Begin Excerpt to read

Britain's advertising watchdog had ordered that a perfume advert featuring a naked woman be taken off billboards because it was deemed to have offended the public's sensibilities.
The posters, for Yves Saint Laurent perfume Opium, show model Sophie Dahl, the 23-year-old grand-daughter of children's author Roald Dahl, lying on her back clad only in a pair of gold high heels and some jewelry.
When it launched the posters, Yves Saint Laurent described the image as "a tasteful nude in the tradition of high art."
But Britain's Advertising Standards Authority (ASA) disagreed.
It banned the poster on Monday after receiving 730 complaints about it from members of the public since the image appeared on billboards a month ago.
That made it the most complained about piece of advertising since a 1995 leaflet campaign for the British Safety Campaign.

End Excerpt to read
Begin Entries supplied

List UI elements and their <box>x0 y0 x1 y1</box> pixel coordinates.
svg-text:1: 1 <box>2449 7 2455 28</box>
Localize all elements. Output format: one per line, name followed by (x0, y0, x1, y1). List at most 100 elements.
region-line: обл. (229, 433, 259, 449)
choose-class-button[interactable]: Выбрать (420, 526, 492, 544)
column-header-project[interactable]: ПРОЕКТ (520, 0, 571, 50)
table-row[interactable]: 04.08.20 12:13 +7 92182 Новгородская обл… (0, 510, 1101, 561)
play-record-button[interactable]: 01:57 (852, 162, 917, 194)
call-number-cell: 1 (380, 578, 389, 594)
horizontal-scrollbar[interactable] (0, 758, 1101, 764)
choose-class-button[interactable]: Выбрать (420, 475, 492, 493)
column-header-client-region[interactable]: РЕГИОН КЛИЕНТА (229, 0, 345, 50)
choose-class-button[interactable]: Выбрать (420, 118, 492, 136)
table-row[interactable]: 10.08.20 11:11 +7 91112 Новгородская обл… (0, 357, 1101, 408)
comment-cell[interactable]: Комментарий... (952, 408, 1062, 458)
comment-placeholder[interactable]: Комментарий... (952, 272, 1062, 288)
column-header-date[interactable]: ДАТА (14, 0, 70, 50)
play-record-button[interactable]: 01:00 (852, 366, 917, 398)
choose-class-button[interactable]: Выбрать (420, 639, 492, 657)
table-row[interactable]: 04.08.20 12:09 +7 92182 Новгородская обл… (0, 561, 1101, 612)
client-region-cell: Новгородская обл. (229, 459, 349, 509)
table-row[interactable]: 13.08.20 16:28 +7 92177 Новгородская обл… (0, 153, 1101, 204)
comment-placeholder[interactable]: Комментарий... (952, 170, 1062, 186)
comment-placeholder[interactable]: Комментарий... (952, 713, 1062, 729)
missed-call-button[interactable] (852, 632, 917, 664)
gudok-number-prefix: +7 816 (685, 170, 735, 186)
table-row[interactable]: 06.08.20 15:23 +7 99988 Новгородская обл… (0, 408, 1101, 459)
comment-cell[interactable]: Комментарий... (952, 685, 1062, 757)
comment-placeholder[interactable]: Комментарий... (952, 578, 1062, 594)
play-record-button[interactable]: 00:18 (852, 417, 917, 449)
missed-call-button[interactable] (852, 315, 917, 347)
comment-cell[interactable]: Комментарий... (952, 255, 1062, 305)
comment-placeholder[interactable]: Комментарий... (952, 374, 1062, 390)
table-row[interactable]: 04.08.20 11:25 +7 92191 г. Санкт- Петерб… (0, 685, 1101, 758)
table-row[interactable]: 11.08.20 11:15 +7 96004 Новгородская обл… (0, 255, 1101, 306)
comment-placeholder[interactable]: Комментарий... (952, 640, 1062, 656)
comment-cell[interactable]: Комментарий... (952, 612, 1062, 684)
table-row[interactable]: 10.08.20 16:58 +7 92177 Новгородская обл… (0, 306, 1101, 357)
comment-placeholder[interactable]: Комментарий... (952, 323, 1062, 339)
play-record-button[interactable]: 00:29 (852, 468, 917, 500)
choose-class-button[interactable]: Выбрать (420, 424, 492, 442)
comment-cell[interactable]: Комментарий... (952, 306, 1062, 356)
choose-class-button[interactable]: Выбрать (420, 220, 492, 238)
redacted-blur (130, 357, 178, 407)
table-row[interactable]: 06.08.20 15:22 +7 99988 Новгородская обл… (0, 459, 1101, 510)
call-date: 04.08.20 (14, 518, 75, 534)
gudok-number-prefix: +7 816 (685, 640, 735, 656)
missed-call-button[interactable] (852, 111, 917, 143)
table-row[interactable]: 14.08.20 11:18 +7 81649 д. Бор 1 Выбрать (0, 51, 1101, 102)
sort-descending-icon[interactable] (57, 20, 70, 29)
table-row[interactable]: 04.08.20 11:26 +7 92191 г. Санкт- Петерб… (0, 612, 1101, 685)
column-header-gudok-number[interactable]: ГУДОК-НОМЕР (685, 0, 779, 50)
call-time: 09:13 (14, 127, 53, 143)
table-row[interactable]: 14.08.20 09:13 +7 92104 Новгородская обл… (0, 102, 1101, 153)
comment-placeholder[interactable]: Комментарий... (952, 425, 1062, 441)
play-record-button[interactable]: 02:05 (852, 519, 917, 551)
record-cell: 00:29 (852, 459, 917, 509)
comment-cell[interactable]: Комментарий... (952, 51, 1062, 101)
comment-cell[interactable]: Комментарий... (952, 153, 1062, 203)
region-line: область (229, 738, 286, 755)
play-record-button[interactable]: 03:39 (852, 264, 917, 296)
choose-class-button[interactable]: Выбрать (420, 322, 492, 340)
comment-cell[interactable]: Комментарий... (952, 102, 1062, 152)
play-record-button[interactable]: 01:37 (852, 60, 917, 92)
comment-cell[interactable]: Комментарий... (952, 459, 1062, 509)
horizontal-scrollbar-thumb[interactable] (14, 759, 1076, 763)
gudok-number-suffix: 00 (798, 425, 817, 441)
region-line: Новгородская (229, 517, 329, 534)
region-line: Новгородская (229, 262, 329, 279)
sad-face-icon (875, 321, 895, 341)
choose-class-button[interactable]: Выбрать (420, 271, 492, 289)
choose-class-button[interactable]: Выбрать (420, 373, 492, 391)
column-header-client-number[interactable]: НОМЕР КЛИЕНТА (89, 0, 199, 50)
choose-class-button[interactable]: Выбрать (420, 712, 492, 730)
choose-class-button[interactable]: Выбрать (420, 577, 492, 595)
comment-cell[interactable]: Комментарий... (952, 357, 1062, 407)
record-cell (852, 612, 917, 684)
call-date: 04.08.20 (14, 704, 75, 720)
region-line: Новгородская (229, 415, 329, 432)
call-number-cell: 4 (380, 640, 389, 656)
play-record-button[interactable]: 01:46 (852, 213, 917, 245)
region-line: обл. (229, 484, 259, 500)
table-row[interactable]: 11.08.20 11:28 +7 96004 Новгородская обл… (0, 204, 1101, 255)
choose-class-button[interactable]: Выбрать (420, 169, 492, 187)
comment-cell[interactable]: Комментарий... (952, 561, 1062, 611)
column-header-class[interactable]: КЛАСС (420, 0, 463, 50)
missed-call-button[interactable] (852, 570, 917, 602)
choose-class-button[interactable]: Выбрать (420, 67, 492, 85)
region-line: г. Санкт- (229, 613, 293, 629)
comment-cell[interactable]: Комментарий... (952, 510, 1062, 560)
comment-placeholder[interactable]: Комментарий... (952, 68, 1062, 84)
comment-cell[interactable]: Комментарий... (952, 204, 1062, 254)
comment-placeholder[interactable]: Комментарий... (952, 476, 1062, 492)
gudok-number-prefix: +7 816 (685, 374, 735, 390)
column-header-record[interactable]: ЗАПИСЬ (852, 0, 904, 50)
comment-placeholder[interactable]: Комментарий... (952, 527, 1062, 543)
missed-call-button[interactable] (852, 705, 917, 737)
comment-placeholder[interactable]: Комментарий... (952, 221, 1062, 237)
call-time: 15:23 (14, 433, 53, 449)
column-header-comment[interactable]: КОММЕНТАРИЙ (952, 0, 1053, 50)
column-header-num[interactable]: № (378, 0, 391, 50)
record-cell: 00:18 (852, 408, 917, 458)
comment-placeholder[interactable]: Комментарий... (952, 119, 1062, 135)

End Entries supplied

Problems to solve |
a) According to the article about the banned Opium perfume poster, how many complaints had the Advertising Standards Authority received about the image?
b) List every organization or company named in the article about the banned Opium perfume poster.
c) Continue the article about the banned Opium perfume poster from its final sentence.

Answers to the tasks |
a) 730 complaints.

b) Yves Saint Laurent, Britain's Advertising Standards Authority (ASA), British Safety Campaign

c)
The leaflets, which attracted 1,100 complaints, bore a mock-up image of Pope John Paul II wearing a motorcycle helmet and exhorting people to practice safe sex.
Christopher Graham, ASA director general, said the Opium adverts were degrading to women and offensive.
"This was the most complained about advertisement in the last five years," he said. "As a poster it clearly caused serious and widespread offence."
He added that the image was sexually suggestive and likely to cause "serious or widespread offence" thereby breaking the British code of practice on advertising.
People have already expressed their disgust at the image by defacing the posters with paint.
A member of the semi-autonomous Welsh Assembly lodged a formal complaint after one of the posters was put up outside the entrance to the Assembly building in Cardiff -- LONDON (AFP)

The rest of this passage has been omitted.